Without including pictures, set down every record exactly as it stands.

- - - - -

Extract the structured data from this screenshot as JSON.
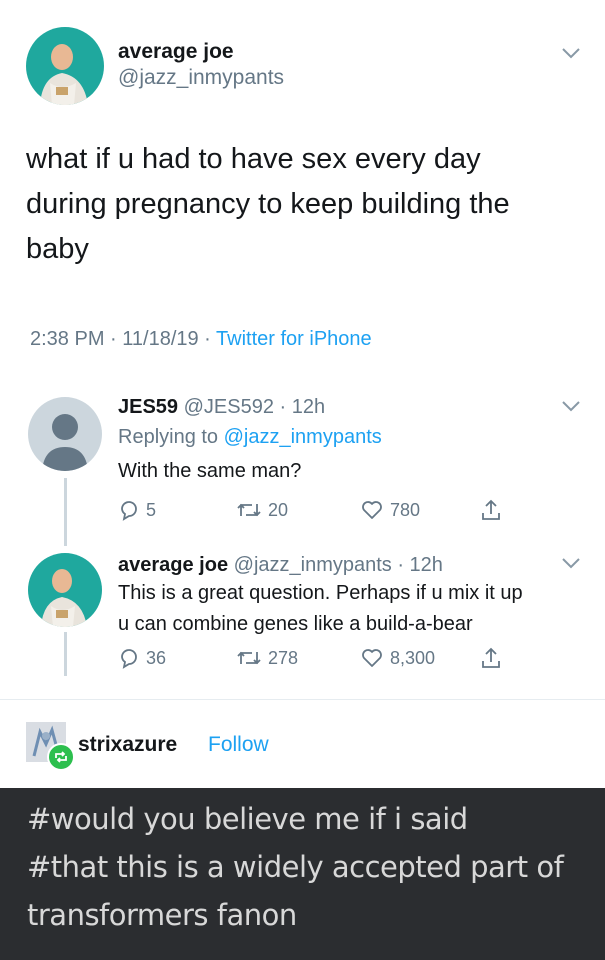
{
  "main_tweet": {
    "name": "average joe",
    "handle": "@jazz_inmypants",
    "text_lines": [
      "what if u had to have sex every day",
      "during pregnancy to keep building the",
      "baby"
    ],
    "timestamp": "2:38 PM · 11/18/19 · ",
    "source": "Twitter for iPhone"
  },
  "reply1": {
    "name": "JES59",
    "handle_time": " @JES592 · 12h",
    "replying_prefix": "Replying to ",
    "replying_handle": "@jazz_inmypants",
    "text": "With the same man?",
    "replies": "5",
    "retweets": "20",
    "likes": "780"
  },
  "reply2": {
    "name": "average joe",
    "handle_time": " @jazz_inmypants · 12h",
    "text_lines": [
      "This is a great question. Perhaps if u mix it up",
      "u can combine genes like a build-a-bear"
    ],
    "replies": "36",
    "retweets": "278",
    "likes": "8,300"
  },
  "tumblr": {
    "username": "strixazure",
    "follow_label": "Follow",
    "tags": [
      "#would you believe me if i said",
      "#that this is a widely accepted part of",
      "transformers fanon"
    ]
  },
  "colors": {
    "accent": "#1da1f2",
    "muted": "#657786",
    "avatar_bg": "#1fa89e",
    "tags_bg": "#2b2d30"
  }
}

- - - - -

* [Expected answer]:
Extract the structured data from this screenshot as JSON.
{
  "main_tweet": {
    "name": "average joe",
    "handle": "@jazz_inmypants",
    "text_lines": [
      "what if u had to have sex every day",
      "during pregnancy to keep building the",
      "baby"
    ],
    "timestamp": "2:38 PM · 11/18/19 · ",
    "source": "Twitter for iPhone"
  },
  "reply1": {
    "name": "JES59",
    "handle_time": " @JES592 · 12h",
    "replying_prefix": "Replying to ",
    "replying_handle": "@jazz_inmypants",
    "text": "With the same man?",
    "replies": "5",
    "retweets": "20",
    "likes": "780"
  },
  "reply2": {
    "name": "average joe",
    "handle_time": " @jazz_inmypants · 12h",
    "text_lines": [
      "This is a great question. Perhaps if u mix it up",
      "u can combine genes like a build-a-bear"
    ],
    "replies": "36",
    "retweets": "278",
    "likes": "8,300"
  },
  "tumblr": {
    "username": "strixazure",
    "follow_label": "Follow",
    "tags": [
      "#would you believe me if i said",
      "#that this is a widely accepted part of",
      "transformers fanon"
    ]
  },
  "colors": {
    "accent": "#1da1f2",
    "muted": "#657786",
    "avatar_bg": "#1fa89e",
    "tags_bg": "#2b2d30"
  }
}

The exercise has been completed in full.